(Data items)
______

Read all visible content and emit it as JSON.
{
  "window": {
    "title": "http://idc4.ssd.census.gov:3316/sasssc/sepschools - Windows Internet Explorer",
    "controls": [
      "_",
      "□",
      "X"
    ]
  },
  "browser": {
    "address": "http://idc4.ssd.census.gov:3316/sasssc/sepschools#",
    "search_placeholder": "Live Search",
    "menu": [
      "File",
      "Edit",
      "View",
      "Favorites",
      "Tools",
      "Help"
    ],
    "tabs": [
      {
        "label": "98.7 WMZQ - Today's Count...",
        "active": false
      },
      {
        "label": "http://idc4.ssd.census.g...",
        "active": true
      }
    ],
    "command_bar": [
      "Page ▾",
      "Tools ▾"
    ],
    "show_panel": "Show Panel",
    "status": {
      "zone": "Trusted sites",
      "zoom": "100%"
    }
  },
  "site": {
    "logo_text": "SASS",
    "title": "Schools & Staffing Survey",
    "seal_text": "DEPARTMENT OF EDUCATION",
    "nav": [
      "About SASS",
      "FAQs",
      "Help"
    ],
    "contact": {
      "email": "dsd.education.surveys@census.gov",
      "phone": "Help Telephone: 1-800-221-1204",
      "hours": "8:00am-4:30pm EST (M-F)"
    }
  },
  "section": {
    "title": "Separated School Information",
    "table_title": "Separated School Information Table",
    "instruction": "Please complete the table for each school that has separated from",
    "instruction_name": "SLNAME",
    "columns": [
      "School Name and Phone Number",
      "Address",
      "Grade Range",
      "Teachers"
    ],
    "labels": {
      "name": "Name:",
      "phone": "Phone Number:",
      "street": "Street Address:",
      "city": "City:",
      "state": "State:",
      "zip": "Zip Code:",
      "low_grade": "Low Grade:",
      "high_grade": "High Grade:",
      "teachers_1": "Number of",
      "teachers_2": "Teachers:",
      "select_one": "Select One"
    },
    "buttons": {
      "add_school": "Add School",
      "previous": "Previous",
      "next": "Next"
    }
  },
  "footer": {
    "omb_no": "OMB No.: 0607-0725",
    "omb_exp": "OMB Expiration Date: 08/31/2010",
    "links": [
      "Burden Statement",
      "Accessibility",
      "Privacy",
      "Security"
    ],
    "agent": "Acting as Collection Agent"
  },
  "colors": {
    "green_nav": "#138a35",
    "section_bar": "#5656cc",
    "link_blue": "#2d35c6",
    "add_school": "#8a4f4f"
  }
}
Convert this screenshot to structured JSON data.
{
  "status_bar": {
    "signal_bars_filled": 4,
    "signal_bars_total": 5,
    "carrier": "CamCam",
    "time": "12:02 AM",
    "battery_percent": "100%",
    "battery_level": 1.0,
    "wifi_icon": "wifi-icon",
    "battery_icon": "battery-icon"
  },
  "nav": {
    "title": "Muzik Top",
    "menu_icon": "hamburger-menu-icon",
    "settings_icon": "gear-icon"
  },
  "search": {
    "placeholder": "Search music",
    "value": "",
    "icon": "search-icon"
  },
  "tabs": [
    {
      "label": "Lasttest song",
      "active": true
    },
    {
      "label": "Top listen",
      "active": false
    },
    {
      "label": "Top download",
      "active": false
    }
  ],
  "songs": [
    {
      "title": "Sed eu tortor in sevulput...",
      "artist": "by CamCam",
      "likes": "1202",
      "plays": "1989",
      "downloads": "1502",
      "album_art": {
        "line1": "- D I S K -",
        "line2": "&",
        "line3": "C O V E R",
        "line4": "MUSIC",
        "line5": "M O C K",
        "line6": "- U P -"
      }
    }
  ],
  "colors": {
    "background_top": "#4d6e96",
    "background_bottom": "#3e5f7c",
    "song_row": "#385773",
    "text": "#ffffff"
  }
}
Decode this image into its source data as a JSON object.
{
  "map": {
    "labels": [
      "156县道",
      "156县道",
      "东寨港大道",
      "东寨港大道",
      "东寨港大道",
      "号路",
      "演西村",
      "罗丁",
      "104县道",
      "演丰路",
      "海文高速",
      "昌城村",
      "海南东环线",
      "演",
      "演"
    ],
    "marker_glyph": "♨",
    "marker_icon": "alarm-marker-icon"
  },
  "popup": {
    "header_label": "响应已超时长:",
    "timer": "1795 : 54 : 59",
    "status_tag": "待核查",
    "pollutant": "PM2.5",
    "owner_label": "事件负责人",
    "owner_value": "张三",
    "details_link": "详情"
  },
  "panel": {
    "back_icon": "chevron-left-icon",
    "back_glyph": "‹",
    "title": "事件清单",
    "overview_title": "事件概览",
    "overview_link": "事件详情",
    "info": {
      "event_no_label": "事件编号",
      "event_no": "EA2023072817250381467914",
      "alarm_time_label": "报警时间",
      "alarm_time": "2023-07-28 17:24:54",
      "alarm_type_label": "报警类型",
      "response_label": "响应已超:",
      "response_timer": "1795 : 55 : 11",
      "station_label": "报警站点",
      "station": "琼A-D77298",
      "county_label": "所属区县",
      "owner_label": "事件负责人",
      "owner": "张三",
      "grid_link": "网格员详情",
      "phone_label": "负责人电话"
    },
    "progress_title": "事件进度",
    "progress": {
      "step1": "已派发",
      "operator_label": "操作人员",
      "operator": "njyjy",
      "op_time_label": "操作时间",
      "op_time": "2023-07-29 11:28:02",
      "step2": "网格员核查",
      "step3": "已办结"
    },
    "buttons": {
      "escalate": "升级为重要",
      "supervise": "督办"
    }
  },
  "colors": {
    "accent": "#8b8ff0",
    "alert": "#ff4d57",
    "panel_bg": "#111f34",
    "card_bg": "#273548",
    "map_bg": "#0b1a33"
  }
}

______

Restate each record word for word.

Read all visible content and emit it as JSON.
{
  "window": {
    "title": "http://idc4.ssd.census.gov:3316/sasssc/sepschools - Windows Internet Explorer",
    "controls": [
      "_",
      "□",
      "X"
    ]
  },
  "browser": {
    "address": "http://idc4.ssd.census.gov:3316/sasssc/sepschools#",
    "search_placeholder": "Live Search",
    "menu": [
      "File",
      "Edit",
      "View",
      "Favorites",
      "Tools",
      "Help"
    ],
    "tabs": [
      {
        "label": "98.7 WMZQ - Today's Count...",
        "active": false
      },
      {
        "label": "http://idc4.ssd.census.g...",
        "active": true
      }
    ],
    "command_bar": [
      "Page ▾",
      "Tools ▾"
    ],
    "show_panel": "Show Panel",
    "status": {
      "zone": "Trusted sites",
      "zoom": "100%"
    }
  },
  "site": {
    "logo_text": "SASS",
    "title": "Schools & Staffing Survey",
    "seal_text": "DEPARTMENT OF EDUCATION",
    "nav": [
      "About SASS",
      "FAQs",
      "Help"
    ],
    "contact": {
      "email": "dsd.education.surveys@census.gov",
      "phone": "Help Telephone: 1-800-221-1204",
      "hours": "8:00am-4:30pm EST (M-F)"
    }
  },
  "section": {
    "title": "Separated School Information",
    "table_title": "Separated School Information Table",
    "instruction": "Please complete the table for each school that has separated from",
    "instruction_name": "SLNAME",
    "columns": [
      "School Name and Phone Number",
      "Address",
      "Grade Range",
      "Teachers"
    ],
    "labels": {
      "name": "Name:",
      "phone": "Phone Number:",
      "street": "Street Address:",
      "city": "City:",
      "state": "State:",
      "zip": "Zip Code:",
      "low_grade": "Low Grade:",
      "high_grade": "High Grade:",
      "teachers_1": "Number of",
      "teachers_2": "Teachers:",
      "select_one": "Select One"
    },
    "buttons": {
      "add_school": "Add School",
      "previous": "Previous",
      "next": "Next"
    }
  },
  "footer": {
    "omb_no": "OMB No.: 0607-0725",
    "omb_exp": "OMB Expiration Date: 08/31/2010",
    "links": [
      "Burden Statement",
      "Accessibility",
      "Privacy",
      "Security"
    ],
    "agent": "Acting as Collection Agent"
  },
  "colors": {
    "green_nav": "#138a35",
    "section_bar": "#5656cc",
    "link_blue": "#2d35c6",
    "add_school": "#8a4f4f"
  }
}
Convert this screenshot to structured JSON data.
{
  "status_bar": {
    "signal_bars_filled": 4,
    "signal_bars_total": 5,
    "carrier": "CamCam",
    "time": "12:02 AM",
    "battery_percent": "100%",
    "battery_level": 1.0,
    "wifi_icon": "wifi-icon",
    "battery_icon": "battery-icon"
  },
  "nav": {
    "title": "Muzik Top",
    "menu_icon": "hamburger-menu-icon",
    "settings_icon": "gear-icon"
  },
  "search": {
    "placeholder": "Search music",
    "value": "",
    "icon": "search-icon"
  },
  "tabs": [
    {
      "label": "Lasttest song",
      "active": true
    },
    {
      "label": "Top listen",
      "active": false
    },
    {
      "label": "Top download",
      "active": false
    }
  ],
  "songs": [
    {
      "title": "Sed eu tortor in sevulput...",
      "artist": "by CamCam",
      "likes": "1202",
      "plays": "1989",
      "downloads": "1502",
      "album_art": {
        "line1": "- D I S K -",
        "line2": "&",
        "line3": "C O V E R",
        "line4": "MUSIC",
        "line5": "M O C K",
        "line6": "- U P -"
      }
    }
  ],
  "colors": {
    "background_top": "#4d6e96",
    "background_bottom": "#3e5f7c",
    "song_row": "#385773",
    "text": "#ffffff"
  }
}
Decode this image into its source data as a JSON object.
{
  "map": {
    "labels": [
      "156县道",
      "156县道",
      "东寨港大道",
      "东寨港大道",
      "东寨港大道",
      "号路",
      "演西村",
      "罗丁",
      "104县道",
      "演丰路",
      "海文高速",
      "昌城村",
      "海南东环线",
      "演",
      "演"
    ],
    "marker_glyph": "♨",
    "marker_icon": "alarm-marker-icon"
  },
  "popup": {
    "header_label": "响应已超时长:",
    "timer": "1795 : 54 : 59",
    "status_tag": "待核查",
    "pollutant": "PM2.5",
    "owner_label": "事件负责人",
    "owner_value": "张三",
    "details_link": "详情"
  },
  "panel": {
    "back_icon": "chevron-left-icon",
    "back_glyph": "‹",
    "title": "事件清单",
    "overview_title": "事件概览",
    "overview_link": "事件详情",
    "info": {
      "event_no_label": "事件编号",
      "event_no": "EA2023072817250381467914",
      "alarm_time_label": "报警时间",
      "alarm_time": "2023-07-28 17:24:54",
      "alarm_type_label": "报警类型",
      "response_label": "响应已超:",
      "response_timer": "1795 : 55 : 11",
      "station_label": "报警站点",
      "station": "琼A-D77298",
      "county_label": "所属区县",
      "owner_label": "事件负责人",
      "owner": "张三",
      "grid_link": "网格员详情",
      "phone_label": "负责人电话"
    },
    "progress_title": "事件进度",
    "progress": {
      "step1": "已派发",
      "operator_label": "操作人员",
      "operator": "njyjy",
      "op_time_label": "操作时间",
      "op_time": "2023-07-29 11:28:02",
      "step2": "网格员核查",
      "step3": "已办结"
    },
    "buttons": {
      "escalate": "升级为重要",
      "supervise": "督办"
    }
  },
  "colors": {
    "accent": "#8b8ff0",
    "alert": "#ff4d57",
    "panel_bg": "#111f34",
    "card_bg": "#273548",
    "map_bg": "#0b1a33"
  }
}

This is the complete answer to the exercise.